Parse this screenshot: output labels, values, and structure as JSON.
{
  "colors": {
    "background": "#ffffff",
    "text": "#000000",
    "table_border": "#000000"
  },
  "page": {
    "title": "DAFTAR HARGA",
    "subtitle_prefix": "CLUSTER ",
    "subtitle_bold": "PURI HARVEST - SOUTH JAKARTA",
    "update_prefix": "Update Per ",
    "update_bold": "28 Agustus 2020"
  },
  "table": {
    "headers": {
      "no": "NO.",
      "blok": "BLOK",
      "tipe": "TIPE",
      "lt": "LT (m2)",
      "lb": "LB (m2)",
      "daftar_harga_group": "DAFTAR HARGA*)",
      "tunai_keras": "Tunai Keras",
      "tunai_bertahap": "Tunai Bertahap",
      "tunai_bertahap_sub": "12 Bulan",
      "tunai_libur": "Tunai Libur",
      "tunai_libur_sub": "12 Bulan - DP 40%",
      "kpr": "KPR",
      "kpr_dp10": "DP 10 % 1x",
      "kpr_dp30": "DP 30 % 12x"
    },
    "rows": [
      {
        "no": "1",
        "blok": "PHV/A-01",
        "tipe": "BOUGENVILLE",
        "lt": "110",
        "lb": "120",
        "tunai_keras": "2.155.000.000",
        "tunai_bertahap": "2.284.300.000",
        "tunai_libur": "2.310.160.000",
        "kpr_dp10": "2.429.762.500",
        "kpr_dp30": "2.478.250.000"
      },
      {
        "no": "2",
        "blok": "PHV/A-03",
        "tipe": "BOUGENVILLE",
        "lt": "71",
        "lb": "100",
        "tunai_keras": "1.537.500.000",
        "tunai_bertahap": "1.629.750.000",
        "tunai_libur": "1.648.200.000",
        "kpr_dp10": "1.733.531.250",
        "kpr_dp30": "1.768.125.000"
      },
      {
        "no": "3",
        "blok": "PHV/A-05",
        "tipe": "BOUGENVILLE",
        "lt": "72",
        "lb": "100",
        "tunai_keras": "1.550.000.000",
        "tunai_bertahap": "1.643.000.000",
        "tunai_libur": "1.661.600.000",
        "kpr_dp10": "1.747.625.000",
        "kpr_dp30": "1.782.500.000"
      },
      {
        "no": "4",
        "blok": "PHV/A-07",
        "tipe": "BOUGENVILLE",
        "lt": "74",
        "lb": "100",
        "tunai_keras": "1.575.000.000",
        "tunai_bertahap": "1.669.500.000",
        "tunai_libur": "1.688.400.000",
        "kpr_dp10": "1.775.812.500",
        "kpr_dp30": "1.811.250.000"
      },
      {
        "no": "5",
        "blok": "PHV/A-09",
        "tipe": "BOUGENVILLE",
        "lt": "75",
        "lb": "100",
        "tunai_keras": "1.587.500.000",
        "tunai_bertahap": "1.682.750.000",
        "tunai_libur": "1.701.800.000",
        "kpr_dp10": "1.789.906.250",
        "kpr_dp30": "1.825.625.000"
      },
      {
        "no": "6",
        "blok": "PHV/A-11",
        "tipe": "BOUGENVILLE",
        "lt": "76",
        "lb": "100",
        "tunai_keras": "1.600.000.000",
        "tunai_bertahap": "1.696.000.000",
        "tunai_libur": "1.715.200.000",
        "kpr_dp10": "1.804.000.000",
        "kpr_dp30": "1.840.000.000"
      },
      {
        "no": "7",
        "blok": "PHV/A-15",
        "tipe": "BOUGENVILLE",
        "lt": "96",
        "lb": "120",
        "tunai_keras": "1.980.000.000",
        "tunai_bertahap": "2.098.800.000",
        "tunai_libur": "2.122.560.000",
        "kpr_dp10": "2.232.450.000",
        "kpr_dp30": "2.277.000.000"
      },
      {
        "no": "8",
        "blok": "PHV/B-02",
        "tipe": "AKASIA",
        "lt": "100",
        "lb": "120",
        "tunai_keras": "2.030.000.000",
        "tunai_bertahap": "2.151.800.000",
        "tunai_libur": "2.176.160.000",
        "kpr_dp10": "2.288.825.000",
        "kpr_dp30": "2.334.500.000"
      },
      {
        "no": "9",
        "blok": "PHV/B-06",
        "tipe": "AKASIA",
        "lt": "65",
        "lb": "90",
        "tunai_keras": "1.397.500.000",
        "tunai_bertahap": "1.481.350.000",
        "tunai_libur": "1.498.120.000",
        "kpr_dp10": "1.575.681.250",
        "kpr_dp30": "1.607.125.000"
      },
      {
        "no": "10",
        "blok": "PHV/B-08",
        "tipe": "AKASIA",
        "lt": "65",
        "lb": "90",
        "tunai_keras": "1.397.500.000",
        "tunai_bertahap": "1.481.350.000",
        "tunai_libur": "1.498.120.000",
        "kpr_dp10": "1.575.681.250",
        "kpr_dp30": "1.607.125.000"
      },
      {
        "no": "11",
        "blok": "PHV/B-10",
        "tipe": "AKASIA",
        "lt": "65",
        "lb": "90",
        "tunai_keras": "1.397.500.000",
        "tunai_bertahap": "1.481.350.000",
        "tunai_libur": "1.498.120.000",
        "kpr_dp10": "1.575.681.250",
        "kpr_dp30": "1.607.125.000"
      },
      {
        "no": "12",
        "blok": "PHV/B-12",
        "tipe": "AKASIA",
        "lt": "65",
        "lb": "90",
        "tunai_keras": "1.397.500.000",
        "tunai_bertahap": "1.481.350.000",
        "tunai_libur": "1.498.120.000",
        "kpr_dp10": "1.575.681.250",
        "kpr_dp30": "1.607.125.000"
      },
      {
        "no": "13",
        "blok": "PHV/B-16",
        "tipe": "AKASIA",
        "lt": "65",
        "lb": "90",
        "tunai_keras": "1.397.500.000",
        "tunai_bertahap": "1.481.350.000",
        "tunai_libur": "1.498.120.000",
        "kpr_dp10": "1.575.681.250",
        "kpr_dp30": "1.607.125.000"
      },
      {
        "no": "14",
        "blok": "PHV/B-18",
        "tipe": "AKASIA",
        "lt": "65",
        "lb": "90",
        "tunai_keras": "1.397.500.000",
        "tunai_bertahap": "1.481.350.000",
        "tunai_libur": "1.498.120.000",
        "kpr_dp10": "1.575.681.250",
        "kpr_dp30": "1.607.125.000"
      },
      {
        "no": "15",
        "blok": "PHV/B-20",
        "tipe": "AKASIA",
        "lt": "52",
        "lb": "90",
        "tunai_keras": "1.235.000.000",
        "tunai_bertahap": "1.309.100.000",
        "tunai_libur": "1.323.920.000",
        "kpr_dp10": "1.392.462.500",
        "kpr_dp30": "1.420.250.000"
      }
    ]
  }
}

-------------------------

Only lines holding the string "Bulan" are wanted; gather each one from the entries above.

**Problem solution:**
      "tunai_bertahap_sub": "12 Bulan",
      "tunai_libur_sub": "12 Bulan - DP 40%",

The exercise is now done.